▶ **Problem to work on**
The entries below need to be written out exactly, with no pictures included.

▶ **Records for this exercise**

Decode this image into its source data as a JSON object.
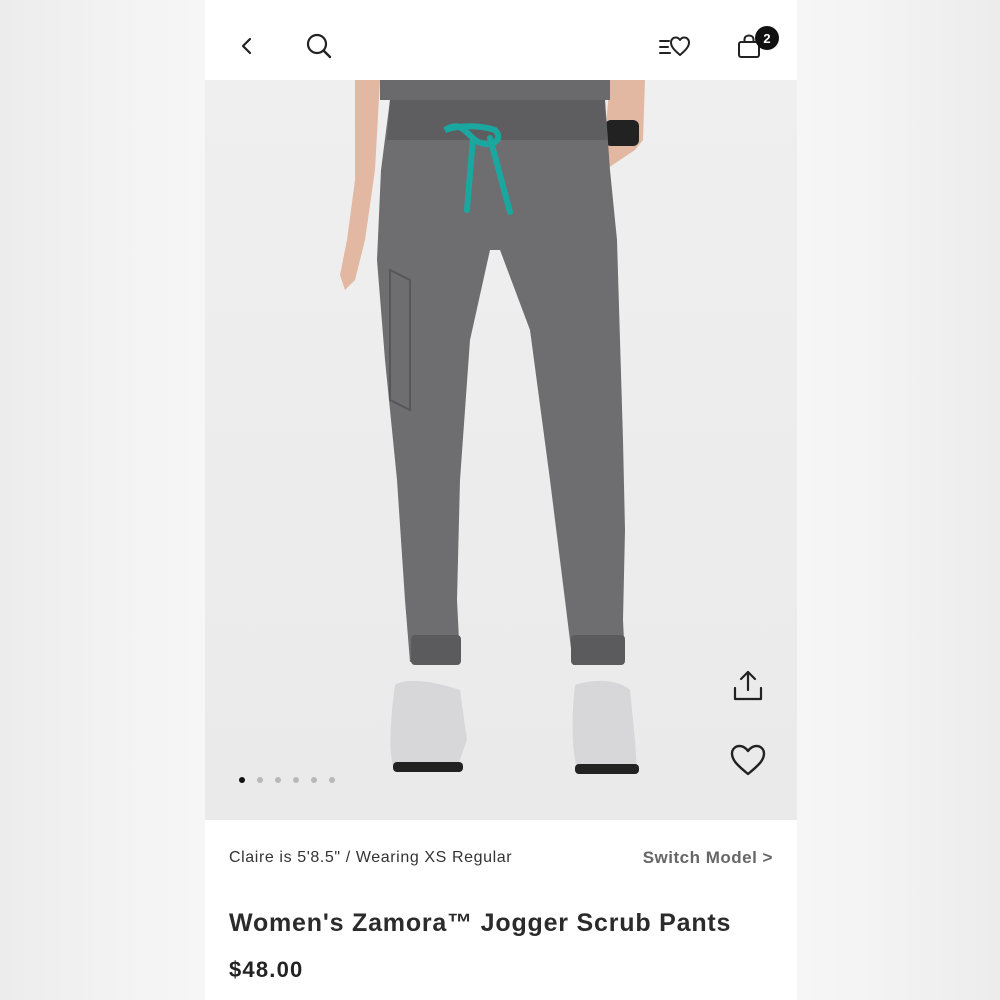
{
  "header": {
    "back_icon": "chevron-left-icon",
    "search_icon": "search-icon",
    "wishlist_icon": "list-heart-icon",
    "bag_icon": "shopping-bag-icon",
    "bag_count": "2"
  },
  "gallery": {
    "image": "gray jogger scrub pants with teal drawstring worn by model",
    "share_icon": "share-icon",
    "favorite_icon": "heart-icon",
    "page_count": 6,
    "active_page": 1
  },
  "product": {
    "model_info": "Claire is 5'8.5\" / Wearing XS Regular",
    "switch_model_label": "Switch Model >",
    "title": "Women's Zamora™ Jogger Scrub Pants",
    "price": "$48.00"
  },
  "colors": {
    "pants": "#6e6e70",
    "drawstring": "#1aa7a0",
    "background": "#ebebeb"
  }
}
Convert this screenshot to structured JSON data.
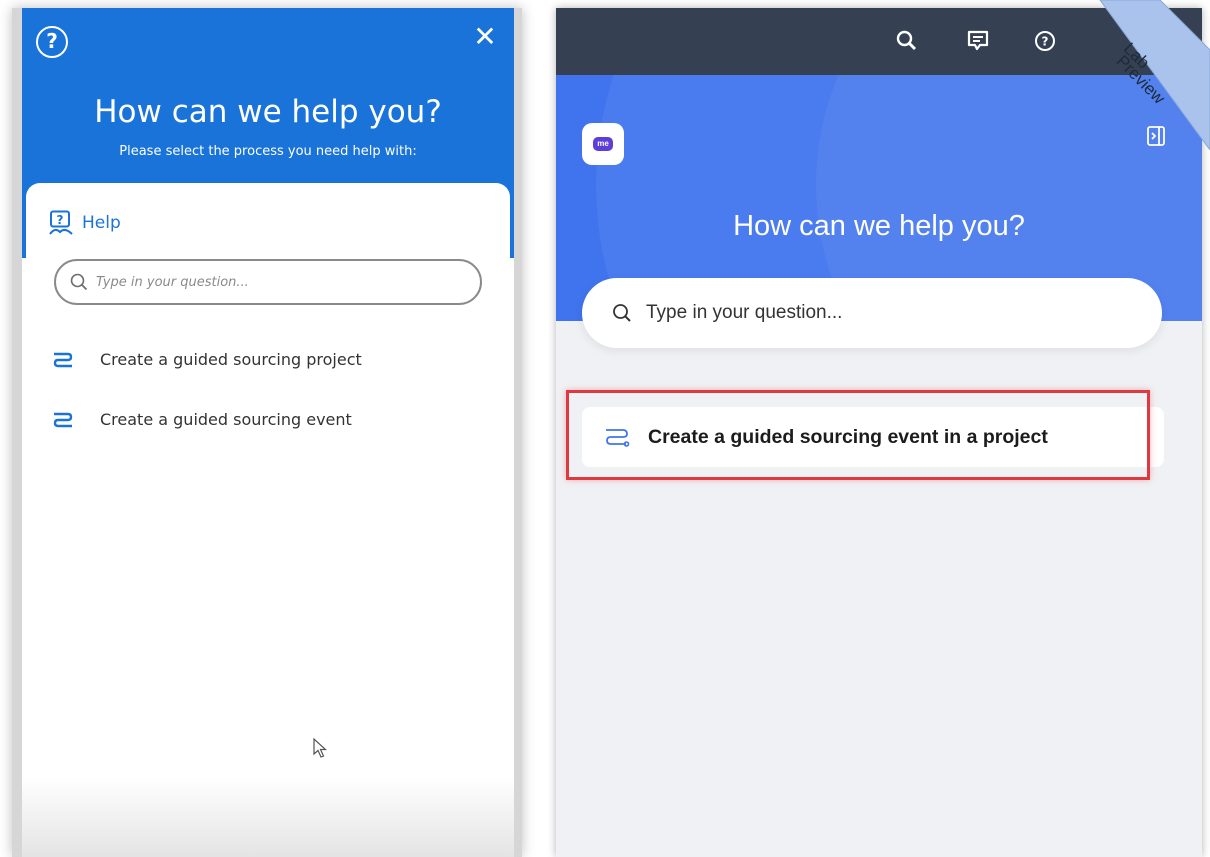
{
  "left_panel": {
    "header": {
      "title": "How can we help you?",
      "subtitle": "Please select the process you need help with:",
      "close_glyph": "✕",
      "help_glyph": "?"
    },
    "help_label": "Help",
    "search": {
      "placeholder": "Type in your question..."
    },
    "items": [
      {
        "label": "Create a guided sourcing project",
        "icon": "flow-steps-icon"
      },
      {
        "label": "Create a guided sourcing event",
        "icon": "flow-steps-icon"
      }
    ]
  },
  "right_panel": {
    "topbar": {
      "icons": [
        "search-icon",
        "feedback-icon",
        "help-icon"
      ]
    },
    "logo_text": "me",
    "title": "How can we help you?",
    "search": {
      "placeholder": "Type in your question..."
    },
    "items": [
      {
        "label": "Create a guided sourcing event in a project",
        "icon": "flow-steps-icon",
        "highlighted": true
      }
    ],
    "ribbon": {
      "line1": "Lab",
      "line2": "Preview"
    }
  },
  "colors": {
    "left_header": "#1a73d9",
    "right_topbar": "#354152",
    "right_hero": "#3f74ee",
    "highlight": "#e0383e",
    "ribbon": "#a9c3ec"
  }
}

▶ **Expected answer**
Decode this image into its source data as a JSON object.
{
  "header": {
    "back_icon": "chevron-left-icon",
    "search_icon": "search-icon",
    "wishlist_icon": "list-heart-icon",
    "bag_icon": "shopping-bag-icon",
    "bag_count": "2"
  },
  "gallery": {
    "image": "gray jogger scrub pants with teal drawstring worn by model",
    "share_icon": "share-icon",
    "favorite_icon": "heart-icon",
    "page_count": 6,
    "active_page": 1
  },
  "product": {
    "model_info": "Claire is 5'8.5\" / Wearing XS Regular",
    "switch_model_label": "Switch Model >",
    "title": "Women's Zamora™ Jogger Scrub Pants",
    "price": "$48.00"
  },
  "colors": {
    "pants": "#6e6e70",
    "drawstring": "#1aa7a0",
    "background": "#ebebeb"
  }
}
Convert this screenshot to structured JSON data.
{
  "left_panel": {
    "header": {
      "title": "How can we help you?",
      "subtitle": "Please select the process you need help with:",
      "close_glyph": "✕",
      "help_glyph": "?"
    },
    "help_label": "Help",
    "search": {
      "placeholder": "Type in your question..."
    },
    "items": [
      {
        "label": "Create a guided sourcing project",
        "icon": "flow-steps-icon"
      },
      {
        "label": "Create a guided sourcing event",
        "icon": "flow-steps-icon"
      }
    ]
  },
  "right_panel": {
    "topbar": {
      "icons": [
        "search-icon",
        "feedback-icon",
        "help-icon"
      ]
    },
    "logo_text": "me",
    "title": "How can we help you?",
    "search": {
      "placeholder": "Type in your question..."
    },
    "items": [
      {
        "label": "Create a guided sourcing event in a project",
        "icon": "flow-steps-icon",
        "highlighted": true
      }
    ],
    "ribbon": {
      "line1": "Lab",
      "line2": "Preview"
    }
  },
  "colors": {
    "left_header": "#1a73d9",
    "right_topbar": "#354152",
    "right_hero": "#3f74ee",
    "highlight": "#e0383e",
    "ribbon": "#a9c3ec"
  }
}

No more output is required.